■ Description of the task:
Copy each line that contains the string "this".

■ Records to process:
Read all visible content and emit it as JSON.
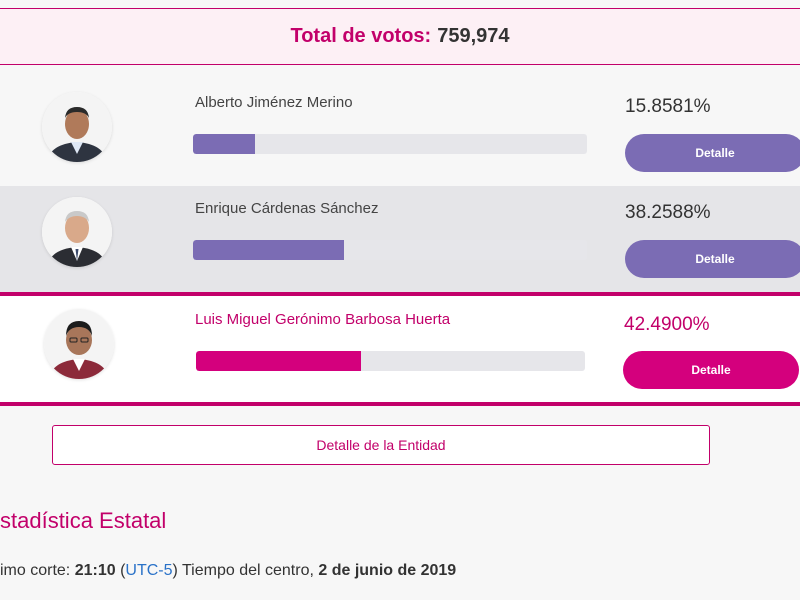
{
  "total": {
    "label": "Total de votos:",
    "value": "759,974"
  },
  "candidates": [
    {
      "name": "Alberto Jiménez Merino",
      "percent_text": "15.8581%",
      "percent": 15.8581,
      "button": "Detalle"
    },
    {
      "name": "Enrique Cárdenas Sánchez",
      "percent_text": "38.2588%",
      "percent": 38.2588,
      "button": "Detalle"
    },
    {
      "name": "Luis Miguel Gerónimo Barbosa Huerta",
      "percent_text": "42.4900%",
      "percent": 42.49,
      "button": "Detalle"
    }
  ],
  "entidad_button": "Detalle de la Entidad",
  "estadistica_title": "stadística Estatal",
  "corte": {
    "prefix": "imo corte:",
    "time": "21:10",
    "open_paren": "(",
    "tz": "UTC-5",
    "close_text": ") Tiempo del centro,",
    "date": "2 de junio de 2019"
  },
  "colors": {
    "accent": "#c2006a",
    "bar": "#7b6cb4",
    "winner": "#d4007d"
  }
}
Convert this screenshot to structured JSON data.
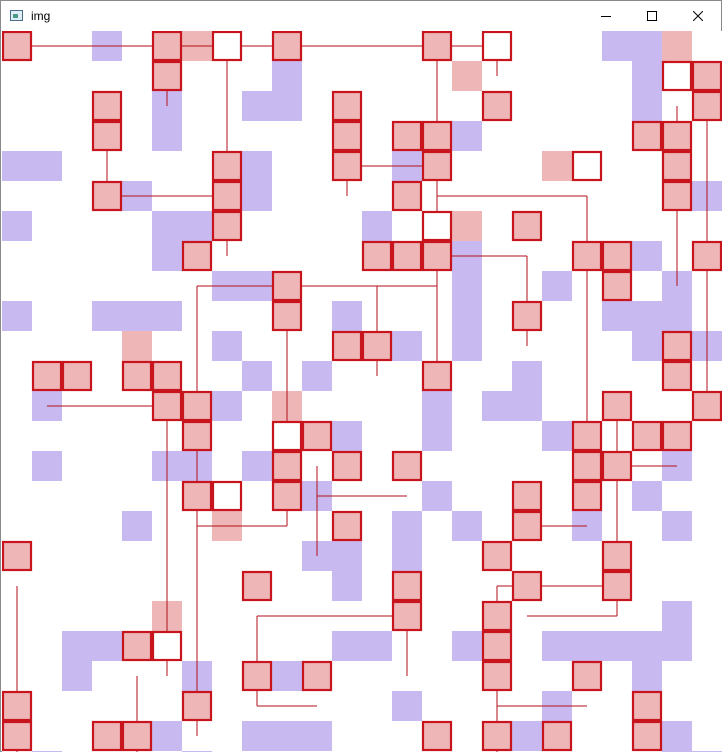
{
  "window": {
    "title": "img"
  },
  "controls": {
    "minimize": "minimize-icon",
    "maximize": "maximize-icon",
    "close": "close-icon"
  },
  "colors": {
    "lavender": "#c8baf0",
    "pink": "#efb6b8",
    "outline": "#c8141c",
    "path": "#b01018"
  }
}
...
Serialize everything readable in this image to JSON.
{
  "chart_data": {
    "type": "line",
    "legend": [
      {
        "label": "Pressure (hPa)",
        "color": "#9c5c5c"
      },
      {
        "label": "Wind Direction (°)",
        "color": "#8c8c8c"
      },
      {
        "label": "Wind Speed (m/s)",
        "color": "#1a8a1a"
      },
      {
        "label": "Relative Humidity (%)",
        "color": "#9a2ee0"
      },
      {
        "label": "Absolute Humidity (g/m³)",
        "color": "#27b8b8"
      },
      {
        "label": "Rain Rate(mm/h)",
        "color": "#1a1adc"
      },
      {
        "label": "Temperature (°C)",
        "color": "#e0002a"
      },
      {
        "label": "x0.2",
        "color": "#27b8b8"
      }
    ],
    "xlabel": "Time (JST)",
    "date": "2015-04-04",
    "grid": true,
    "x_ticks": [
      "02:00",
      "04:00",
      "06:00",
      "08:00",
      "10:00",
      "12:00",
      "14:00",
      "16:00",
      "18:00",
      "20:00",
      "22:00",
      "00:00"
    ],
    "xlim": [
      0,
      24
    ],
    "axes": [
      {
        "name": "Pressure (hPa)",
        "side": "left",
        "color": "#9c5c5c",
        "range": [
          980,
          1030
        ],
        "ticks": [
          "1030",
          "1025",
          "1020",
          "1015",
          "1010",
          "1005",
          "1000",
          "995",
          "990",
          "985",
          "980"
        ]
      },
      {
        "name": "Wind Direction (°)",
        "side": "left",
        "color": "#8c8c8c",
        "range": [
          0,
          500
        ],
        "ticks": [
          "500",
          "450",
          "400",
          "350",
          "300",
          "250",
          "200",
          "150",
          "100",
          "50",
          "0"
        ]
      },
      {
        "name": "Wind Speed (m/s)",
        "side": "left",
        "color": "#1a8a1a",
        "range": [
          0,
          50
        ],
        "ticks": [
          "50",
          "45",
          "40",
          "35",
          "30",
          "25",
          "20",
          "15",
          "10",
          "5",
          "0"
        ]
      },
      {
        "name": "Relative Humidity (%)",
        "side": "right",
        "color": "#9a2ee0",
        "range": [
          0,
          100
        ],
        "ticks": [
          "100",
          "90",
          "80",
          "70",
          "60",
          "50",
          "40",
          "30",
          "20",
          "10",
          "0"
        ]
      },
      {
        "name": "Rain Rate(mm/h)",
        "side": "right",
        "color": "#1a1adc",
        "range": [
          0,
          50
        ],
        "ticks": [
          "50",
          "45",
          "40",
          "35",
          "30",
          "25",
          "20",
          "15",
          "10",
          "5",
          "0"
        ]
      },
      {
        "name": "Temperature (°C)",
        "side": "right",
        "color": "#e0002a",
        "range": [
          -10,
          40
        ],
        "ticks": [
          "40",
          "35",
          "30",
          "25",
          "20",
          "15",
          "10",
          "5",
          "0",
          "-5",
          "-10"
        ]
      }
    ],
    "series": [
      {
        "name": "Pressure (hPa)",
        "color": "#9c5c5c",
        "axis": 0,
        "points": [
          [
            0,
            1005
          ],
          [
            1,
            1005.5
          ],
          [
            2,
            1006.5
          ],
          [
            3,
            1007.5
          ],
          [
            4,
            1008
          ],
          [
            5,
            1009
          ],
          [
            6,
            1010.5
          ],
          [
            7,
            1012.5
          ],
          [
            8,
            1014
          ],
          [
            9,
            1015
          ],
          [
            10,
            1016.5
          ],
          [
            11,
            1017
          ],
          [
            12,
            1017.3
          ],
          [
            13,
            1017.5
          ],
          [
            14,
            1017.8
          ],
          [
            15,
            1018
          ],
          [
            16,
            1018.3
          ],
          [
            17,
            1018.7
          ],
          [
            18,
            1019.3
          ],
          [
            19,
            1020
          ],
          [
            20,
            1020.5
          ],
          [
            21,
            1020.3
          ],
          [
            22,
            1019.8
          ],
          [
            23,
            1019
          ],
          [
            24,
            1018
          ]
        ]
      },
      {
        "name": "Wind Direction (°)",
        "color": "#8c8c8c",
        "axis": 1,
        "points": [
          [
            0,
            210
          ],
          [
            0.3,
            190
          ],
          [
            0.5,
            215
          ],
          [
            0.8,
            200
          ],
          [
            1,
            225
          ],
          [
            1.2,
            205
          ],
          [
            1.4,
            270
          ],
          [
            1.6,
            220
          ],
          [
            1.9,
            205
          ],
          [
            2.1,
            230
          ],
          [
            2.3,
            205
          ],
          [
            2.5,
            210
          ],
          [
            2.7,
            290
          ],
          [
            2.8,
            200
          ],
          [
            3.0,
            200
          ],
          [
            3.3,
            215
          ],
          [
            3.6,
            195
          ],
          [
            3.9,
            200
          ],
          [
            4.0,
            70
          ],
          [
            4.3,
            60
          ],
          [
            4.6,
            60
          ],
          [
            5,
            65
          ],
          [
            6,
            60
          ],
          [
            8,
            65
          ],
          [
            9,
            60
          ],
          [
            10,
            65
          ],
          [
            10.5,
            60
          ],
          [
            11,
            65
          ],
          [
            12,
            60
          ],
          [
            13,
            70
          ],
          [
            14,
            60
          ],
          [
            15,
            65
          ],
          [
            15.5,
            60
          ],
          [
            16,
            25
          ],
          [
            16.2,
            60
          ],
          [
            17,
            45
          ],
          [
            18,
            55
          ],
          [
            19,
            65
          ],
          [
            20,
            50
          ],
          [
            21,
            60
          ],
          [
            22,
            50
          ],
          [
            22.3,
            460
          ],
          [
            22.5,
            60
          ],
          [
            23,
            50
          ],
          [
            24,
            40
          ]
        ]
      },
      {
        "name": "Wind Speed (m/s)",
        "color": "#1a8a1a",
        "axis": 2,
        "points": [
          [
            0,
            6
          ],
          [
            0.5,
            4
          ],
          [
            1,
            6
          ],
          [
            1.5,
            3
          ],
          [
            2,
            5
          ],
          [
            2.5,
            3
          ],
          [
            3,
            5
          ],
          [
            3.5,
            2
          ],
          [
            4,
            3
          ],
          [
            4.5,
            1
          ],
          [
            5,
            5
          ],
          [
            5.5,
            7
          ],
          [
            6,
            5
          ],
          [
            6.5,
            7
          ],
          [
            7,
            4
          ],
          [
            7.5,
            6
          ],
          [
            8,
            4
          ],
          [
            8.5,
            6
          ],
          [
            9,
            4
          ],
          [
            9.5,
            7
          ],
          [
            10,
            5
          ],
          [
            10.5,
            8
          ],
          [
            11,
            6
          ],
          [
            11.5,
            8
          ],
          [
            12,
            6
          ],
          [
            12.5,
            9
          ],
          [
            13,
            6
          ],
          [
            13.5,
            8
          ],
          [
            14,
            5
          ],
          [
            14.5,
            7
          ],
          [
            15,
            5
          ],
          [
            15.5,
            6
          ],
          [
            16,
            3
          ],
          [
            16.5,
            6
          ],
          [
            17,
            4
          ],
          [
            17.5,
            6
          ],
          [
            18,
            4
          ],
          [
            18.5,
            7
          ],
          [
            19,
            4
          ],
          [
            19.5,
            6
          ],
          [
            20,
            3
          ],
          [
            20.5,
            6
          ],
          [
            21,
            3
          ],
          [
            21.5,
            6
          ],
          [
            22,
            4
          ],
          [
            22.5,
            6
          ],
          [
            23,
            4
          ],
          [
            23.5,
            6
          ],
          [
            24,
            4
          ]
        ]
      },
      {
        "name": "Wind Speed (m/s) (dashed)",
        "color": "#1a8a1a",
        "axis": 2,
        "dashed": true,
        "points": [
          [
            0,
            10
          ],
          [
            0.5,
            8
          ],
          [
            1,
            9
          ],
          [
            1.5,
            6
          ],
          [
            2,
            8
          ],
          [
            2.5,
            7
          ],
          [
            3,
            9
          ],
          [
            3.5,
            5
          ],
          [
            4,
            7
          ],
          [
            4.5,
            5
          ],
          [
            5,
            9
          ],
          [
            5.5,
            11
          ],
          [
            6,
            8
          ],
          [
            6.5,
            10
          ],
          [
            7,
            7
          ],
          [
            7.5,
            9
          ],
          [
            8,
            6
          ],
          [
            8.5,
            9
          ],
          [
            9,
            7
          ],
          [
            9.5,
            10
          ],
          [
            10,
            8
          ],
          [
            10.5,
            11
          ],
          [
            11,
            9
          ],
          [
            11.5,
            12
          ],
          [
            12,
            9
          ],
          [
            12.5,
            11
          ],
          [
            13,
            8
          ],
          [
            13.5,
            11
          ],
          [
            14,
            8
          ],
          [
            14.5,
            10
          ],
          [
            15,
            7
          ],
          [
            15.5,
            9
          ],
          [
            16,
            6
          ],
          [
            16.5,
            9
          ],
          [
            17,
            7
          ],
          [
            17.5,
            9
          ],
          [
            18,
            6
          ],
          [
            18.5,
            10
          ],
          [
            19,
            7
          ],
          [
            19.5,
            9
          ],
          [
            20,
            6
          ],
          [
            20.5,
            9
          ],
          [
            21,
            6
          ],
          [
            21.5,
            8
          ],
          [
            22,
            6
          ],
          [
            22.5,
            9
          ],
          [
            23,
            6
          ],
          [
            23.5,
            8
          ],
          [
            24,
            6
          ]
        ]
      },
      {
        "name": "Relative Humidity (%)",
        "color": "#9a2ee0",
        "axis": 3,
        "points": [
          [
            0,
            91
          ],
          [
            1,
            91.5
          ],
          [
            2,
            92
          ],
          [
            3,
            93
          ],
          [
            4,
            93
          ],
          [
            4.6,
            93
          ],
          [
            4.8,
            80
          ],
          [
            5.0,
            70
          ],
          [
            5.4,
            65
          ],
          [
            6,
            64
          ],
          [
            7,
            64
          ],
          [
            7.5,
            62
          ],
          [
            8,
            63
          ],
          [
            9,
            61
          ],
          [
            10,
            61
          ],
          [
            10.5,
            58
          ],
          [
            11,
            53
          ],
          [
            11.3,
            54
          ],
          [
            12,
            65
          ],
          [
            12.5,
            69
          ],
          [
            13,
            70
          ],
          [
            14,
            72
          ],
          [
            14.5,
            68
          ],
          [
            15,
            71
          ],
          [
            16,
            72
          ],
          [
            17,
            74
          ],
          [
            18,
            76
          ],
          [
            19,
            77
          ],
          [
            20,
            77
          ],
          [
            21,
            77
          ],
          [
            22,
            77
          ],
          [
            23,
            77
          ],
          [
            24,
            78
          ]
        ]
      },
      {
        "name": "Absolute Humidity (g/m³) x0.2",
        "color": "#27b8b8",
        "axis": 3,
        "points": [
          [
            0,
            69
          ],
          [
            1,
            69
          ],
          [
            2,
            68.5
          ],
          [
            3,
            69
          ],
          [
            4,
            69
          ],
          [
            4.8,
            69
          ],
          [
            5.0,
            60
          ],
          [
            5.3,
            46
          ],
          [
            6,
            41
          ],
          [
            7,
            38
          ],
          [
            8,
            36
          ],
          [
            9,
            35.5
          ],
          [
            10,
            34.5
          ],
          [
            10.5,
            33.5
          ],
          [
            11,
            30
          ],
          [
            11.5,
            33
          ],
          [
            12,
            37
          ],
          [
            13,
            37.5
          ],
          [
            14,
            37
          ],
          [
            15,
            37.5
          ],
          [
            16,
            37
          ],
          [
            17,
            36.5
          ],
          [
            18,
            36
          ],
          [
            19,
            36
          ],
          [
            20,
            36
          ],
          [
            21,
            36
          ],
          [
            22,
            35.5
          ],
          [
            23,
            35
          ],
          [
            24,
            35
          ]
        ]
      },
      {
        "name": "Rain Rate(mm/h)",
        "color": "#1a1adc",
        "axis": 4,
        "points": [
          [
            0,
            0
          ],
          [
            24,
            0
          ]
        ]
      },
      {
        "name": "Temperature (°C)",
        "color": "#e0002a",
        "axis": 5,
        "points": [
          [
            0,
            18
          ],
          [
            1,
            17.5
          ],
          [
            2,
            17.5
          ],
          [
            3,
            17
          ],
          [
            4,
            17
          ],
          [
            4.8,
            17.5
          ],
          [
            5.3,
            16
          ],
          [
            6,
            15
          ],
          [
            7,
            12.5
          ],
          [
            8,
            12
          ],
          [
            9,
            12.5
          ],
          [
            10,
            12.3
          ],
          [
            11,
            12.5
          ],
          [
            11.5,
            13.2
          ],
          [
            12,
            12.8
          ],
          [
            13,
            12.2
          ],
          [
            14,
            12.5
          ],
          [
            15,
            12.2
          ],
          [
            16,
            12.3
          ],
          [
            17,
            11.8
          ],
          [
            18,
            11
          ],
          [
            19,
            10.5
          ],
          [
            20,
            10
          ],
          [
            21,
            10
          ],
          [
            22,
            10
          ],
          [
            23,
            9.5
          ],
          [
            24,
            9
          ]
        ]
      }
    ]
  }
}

■ Correct output:
Convert this screenshot to structured JSON data.
Serialize everything readable in this image to JSON.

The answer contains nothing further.